▶ Task goal: Search the material below for the string "will" and extract each line that has it.

▶ Given entries:
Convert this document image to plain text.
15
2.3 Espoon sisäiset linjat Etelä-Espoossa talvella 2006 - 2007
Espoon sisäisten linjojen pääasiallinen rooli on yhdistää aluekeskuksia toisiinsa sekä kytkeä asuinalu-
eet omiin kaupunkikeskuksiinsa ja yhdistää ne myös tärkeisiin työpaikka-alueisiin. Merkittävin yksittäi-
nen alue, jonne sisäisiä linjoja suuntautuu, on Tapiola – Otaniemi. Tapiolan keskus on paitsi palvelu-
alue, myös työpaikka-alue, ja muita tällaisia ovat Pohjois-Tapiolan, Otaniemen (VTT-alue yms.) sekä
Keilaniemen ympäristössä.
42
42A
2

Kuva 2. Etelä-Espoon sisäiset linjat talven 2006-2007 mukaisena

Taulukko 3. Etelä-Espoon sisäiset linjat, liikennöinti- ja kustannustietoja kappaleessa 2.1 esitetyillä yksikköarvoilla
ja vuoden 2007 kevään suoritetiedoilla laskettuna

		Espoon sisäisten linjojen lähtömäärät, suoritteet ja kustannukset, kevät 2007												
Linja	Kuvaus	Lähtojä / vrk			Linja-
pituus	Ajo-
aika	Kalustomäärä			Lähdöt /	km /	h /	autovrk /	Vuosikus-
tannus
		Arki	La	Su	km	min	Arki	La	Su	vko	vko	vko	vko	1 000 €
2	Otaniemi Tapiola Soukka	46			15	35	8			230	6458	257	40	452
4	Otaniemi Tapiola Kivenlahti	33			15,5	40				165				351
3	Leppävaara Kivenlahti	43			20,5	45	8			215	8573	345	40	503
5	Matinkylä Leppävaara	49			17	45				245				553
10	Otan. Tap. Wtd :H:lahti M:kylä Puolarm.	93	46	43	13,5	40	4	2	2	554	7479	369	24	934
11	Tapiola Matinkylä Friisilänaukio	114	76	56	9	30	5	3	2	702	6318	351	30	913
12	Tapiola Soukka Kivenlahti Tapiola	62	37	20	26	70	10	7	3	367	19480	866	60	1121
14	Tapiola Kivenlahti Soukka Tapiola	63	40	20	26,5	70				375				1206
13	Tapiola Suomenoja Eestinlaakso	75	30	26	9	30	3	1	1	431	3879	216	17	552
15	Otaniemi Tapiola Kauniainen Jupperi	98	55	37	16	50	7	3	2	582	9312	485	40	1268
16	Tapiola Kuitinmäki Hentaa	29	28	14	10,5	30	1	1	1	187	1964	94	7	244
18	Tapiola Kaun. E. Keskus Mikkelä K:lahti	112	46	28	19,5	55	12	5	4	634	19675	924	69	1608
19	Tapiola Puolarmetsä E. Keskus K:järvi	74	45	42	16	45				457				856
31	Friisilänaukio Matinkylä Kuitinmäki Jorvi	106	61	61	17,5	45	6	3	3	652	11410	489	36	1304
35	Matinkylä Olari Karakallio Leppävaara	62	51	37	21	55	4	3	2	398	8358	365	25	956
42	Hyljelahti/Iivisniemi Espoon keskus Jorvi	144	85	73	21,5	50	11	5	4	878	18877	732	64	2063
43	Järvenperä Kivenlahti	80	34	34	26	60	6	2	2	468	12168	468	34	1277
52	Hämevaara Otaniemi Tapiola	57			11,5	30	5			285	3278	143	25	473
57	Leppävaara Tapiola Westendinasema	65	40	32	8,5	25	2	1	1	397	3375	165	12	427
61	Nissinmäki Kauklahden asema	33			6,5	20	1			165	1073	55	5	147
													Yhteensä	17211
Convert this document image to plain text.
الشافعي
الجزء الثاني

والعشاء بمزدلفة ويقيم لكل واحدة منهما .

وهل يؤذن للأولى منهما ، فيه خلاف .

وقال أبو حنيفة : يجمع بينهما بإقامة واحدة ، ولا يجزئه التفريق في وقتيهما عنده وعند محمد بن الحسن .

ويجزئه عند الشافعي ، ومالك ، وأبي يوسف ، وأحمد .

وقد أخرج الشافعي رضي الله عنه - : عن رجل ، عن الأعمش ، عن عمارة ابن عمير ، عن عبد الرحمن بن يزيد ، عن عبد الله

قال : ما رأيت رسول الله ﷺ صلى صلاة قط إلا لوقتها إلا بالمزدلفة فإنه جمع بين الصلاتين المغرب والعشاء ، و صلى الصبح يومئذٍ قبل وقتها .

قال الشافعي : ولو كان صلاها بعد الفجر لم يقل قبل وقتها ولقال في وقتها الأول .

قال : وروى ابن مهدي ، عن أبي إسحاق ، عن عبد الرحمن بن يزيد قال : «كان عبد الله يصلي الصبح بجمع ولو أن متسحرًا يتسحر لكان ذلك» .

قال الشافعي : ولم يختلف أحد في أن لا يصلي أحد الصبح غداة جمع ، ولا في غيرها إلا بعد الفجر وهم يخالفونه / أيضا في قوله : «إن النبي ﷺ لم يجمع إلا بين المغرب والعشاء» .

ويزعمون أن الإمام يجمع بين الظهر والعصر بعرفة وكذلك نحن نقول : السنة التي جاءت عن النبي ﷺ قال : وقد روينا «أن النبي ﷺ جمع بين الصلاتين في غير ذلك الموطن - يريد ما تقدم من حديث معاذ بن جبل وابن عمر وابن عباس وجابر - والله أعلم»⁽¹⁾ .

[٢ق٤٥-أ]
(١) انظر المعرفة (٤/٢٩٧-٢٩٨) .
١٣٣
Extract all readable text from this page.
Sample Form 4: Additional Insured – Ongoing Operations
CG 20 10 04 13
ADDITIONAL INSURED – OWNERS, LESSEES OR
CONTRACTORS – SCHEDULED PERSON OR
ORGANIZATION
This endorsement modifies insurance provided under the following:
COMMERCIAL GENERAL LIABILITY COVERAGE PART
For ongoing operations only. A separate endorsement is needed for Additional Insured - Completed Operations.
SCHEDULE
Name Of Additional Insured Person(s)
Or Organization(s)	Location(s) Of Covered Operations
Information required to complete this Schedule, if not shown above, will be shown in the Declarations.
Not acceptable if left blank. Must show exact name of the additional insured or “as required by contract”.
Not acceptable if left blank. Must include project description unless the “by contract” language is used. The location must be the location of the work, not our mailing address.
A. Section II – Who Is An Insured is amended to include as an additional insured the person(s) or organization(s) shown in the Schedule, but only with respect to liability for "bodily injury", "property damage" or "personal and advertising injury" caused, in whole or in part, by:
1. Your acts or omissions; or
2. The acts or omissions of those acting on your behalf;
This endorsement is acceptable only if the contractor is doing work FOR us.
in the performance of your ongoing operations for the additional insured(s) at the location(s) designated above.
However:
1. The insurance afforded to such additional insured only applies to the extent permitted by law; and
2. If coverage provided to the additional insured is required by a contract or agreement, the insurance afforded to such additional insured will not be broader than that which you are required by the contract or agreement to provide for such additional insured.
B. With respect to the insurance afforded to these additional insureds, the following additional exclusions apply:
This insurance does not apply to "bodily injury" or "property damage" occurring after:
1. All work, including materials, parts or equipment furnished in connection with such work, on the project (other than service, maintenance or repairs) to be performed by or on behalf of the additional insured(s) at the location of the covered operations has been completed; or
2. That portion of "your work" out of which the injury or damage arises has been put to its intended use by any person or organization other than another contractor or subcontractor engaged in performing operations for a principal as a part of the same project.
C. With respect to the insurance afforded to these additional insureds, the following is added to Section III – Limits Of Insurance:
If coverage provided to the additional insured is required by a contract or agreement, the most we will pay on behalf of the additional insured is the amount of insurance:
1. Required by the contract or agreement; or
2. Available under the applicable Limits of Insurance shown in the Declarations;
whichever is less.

▶ Result of the exercise:
Information required to complete this Schedule, if not shown above, will be shown in the Declarations.
2. If coverage provided to the additional insured is required by a contract or agreement, the insurance afforded to such additional insured will not be broader than that which you are required by the contract or agreement to provide for such additional insured.
If coverage provided to the additional insured is required by a contract or agreement, the most we will pay on behalf of the additional insured is the amount of insurance:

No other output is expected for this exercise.